Rewrite the data below as a numbered list, omitting any blank lines.

• DATA FOR THIS EXERCISE
*-*-*

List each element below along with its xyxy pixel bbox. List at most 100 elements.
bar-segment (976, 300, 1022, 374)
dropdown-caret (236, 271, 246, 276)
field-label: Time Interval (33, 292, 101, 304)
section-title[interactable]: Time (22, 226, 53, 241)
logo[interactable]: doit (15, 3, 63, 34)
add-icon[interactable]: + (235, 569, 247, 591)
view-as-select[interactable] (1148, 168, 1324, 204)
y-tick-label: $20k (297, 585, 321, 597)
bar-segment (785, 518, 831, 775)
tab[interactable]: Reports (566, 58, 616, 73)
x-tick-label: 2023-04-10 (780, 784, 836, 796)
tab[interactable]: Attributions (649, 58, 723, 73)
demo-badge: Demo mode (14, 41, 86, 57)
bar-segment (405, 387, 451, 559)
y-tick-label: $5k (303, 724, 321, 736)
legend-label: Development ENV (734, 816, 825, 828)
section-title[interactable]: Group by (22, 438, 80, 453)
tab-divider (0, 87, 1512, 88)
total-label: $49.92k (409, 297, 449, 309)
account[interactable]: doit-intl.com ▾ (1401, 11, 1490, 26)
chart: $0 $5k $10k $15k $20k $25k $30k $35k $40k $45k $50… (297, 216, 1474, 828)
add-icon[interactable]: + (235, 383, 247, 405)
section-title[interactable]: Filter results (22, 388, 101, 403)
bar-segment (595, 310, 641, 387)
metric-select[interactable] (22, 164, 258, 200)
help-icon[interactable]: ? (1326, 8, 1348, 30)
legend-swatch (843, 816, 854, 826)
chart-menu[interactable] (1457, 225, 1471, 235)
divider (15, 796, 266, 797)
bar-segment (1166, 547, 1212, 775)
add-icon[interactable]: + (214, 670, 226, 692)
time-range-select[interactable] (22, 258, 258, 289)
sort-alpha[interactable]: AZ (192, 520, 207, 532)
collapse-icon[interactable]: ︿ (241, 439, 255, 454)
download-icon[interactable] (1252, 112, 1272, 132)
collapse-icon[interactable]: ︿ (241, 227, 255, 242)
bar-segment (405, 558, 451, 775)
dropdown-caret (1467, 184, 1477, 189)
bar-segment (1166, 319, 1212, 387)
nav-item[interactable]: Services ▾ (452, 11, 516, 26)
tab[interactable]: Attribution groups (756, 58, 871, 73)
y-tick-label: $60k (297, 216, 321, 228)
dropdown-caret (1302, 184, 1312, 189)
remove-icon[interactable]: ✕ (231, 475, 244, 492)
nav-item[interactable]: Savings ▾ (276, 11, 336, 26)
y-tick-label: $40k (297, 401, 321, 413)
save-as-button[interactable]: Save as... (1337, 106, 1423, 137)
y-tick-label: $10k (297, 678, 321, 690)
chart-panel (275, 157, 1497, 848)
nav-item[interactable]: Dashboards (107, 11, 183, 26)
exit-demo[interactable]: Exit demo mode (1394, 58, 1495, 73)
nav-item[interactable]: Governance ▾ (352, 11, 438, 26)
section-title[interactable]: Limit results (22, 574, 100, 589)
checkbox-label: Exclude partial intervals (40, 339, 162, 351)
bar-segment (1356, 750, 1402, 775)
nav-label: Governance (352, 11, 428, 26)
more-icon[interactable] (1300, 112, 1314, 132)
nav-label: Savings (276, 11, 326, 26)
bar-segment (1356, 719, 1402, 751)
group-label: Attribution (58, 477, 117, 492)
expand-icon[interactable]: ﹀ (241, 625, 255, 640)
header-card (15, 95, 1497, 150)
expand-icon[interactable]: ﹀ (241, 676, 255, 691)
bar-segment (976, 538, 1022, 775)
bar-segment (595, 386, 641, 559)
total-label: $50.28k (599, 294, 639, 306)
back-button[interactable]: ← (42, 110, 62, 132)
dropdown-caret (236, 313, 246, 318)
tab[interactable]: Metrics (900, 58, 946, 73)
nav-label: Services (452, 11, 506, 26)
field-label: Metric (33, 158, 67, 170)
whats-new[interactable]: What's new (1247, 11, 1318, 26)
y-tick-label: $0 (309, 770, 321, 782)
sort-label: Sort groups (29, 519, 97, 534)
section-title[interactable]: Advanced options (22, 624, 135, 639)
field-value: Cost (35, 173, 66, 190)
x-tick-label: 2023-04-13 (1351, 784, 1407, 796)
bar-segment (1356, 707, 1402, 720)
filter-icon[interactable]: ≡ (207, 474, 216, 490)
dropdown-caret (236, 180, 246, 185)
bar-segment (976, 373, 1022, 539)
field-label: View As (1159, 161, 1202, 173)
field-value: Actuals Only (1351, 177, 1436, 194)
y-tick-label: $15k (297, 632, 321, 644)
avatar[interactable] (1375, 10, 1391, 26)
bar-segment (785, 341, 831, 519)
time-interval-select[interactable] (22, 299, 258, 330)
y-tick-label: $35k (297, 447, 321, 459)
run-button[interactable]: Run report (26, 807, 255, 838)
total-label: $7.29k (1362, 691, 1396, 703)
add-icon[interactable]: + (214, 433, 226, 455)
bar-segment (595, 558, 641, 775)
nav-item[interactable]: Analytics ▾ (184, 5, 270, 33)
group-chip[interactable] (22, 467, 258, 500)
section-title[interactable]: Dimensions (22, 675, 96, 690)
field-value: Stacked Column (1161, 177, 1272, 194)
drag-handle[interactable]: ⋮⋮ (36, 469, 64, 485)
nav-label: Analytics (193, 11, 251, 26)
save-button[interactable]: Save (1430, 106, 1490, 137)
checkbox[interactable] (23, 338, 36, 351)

*-*-*

• RESPONSE FOR THIS EXERCISE
1. List each element below along with its xyxy pixel bbox. List at most 100 elements.
2. bar-segment (976, 300, 1022, 374)
3. dropdown-caret (236, 271, 246, 276)
4. field-label: Time Interval (33, 292, 101, 304)
5. section-title[interactable]: Time (22, 226, 53, 241)
6. logo[interactable]: doit (15, 3, 63, 34)
7. add-icon[interactable]: + (235, 569, 247, 591)
8. view-as-select[interactable] (1148, 168, 1324, 204)
9. y-tick-label: $20k (297, 585, 321, 597)
10. bar-segment (785, 518, 831, 775)
11. tab[interactable]: Reports (566, 58, 616, 73)
12. x-tick-label: 2023-04-10 (780, 784, 836, 796)
13. tab[interactable]: Attributions (649, 58, 723, 73)
14. demo-badge: Demo mode (14, 41, 86, 57)
15. bar-segment (405, 387, 451, 559)
16. y-tick-label: $5k (303, 724, 321, 736)
17. legend-label: Development ENV (734, 816, 825, 828)
18. section-title[interactable]: Group by (22, 438, 80, 453)
19. tab-divider (0, 87, 1512, 88)
20. total-label: $49.92k (409, 297, 449, 309)
21. account[interactable]: doit-intl.com ▾ (1401, 11, 1490, 26)
22. chart: $0 $5k $10k $15k $20k $25k $30k $35k $40k $45k $50… (297, 216, 1474, 828)
23. add-icon[interactable]: + (235, 383, 247, 405)
24. section-title[interactable]: Filter results (22, 388, 101, 403)
25. bar-segment (595, 310, 641, 387)
26. metric-select[interactable] (22, 164, 258, 200)
27. help-icon[interactable]: ? (1326, 8, 1348, 30)
28. legend-swatch (843, 816, 854, 826)
29. chart-menu[interactable] (1457, 225, 1471, 235)
30. divider (15, 796, 266, 797)
31. bar-segment (1166, 547, 1212, 775)
32. add-icon[interactable]: + (214, 670, 226, 692)
33. time-range-select[interactable] (22, 258, 258, 289)
34. sort-alpha[interactable]: AZ (192, 520, 207, 532)
35. collapse-icon[interactable]: ︿ (241, 439, 255, 454)
36. download-icon[interactable] (1252, 112, 1272, 132)
37. collapse-icon[interactable]: ︿ (241, 227, 255, 242)
38. bar-segment (405, 558, 451, 775)
39. dropdown-caret (1467, 184, 1477, 189)
40. bar-segment (1166, 319, 1212, 387)
41. nav-item[interactable]: Services ▾ (452, 11, 516, 26)
42. tab[interactable]: Attribution groups (756, 58, 871, 73)
43. y-tick-label: $60k (297, 216, 321, 228)
44. dropdown-caret (1302, 184, 1312, 189)
45. remove-icon[interactable]: ✕ (231, 475, 244, 492)
46. nav-item[interactable]: Savings ▾ (276, 11, 336, 26)
47. y-tick-label: $40k (297, 401, 321, 413)
48. save-as-button[interactable]: Save as... (1337, 106, 1423, 137)
49. y-tick-label: $10k (297, 678, 321, 690)
50. chart-panel (275, 157, 1497, 848)
51. nav-item[interactable]: Dashboards (107, 11, 183, 26)
52. exit-demo[interactable]: Exit demo mode (1394, 58, 1495, 73)
53. nav-item[interactable]: Governance ▾ (352, 11, 438, 26)
54. section-title[interactable]: Limit results (22, 574, 100, 589)
55. checkbox-label: Exclude partial intervals (40, 339, 162, 351)
56. bar-segment (1356, 750, 1402, 775)
57. nav-label: Governance (352, 11, 428, 26)
58. more-icon[interactable] (1300, 112, 1314, 132)
59. nav-label: Savings (276, 11, 326, 26)
60. bar-segment (1356, 719, 1402, 751)
61. group-label: Attribution (58, 477, 117, 492)
62. expand-icon[interactable]: ﹀ (241, 625, 255, 640)
63. header-card (15, 95, 1497, 150)
64. expand-icon[interactable]: ﹀ (241, 676, 255, 691)
65. bar-segment (976, 538, 1022, 775)
66. bar-segment (595, 386, 641, 559)
67. total-label: $50.28k (599, 294, 639, 306)
68. back-button[interactable]: ← (42, 110, 62, 132)
69. dropdown-caret (236, 313, 246, 318)
70. tab[interactable]: Metrics (900, 58, 946, 73)
71. nav-label: Services (452, 11, 506, 26)
72. field-label: Metric (33, 158, 67, 170)
73. whats-new[interactable]: What's new (1247, 11, 1318, 26)
74. y-tick-label: $0 (309, 770, 321, 782)
75. sort-label: Sort groups (29, 519, 97, 534)
76. section-title[interactable]: Advanced options (22, 624, 135, 639)
77. field-value: Cost (35, 173, 66, 190)
78. x-tick-label: 2023-04-13 (1351, 784, 1407, 796)
79. bar-segment (1356, 707, 1402, 720)
80. filter-icon[interactable]: ≡ (207, 474, 216, 490)
81. dropdown-caret (236, 180, 246, 185)
82. bar-segment (976, 373, 1022, 539)
83. field-label: View As (1159, 161, 1202, 173)
84. field-value: Actuals Only (1351, 177, 1436, 194)
85. y-tick-label: $15k (297, 632, 321, 644)
86. avatar[interactable] (1375, 10, 1391, 26)
87. bar-segment (785, 341, 831, 519)
88. time-interval-select[interactable] (22, 299, 258, 330)
89. y-tick-label: $35k (297, 447, 321, 459)
90. run-button[interactable]: Run report (26, 807, 255, 838)
91. total-label: $7.29k (1362, 691, 1396, 703)
92. add-icon[interactable]: + (214, 433, 226, 455)
93. bar-segment (595, 558, 641, 775)
94. nav-item[interactable]: Analytics ▾ (184, 5, 270, 33)
95. group-chip[interactable] (22, 467, 258, 500)
96. section-title[interactable]: Dimensions (22, 675, 96, 690)
97. field-value: Stacked Column (1161, 177, 1272, 194)
98. drag-handle[interactable]: ⋮⋮ (36, 469, 64, 485)
99. nav-label: Analytics (193, 11, 251, 26)
100. save-button[interactable]: Save (1430, 106, 1490, 137)
101. checkbox[interactable] (23, 338, 36, 351)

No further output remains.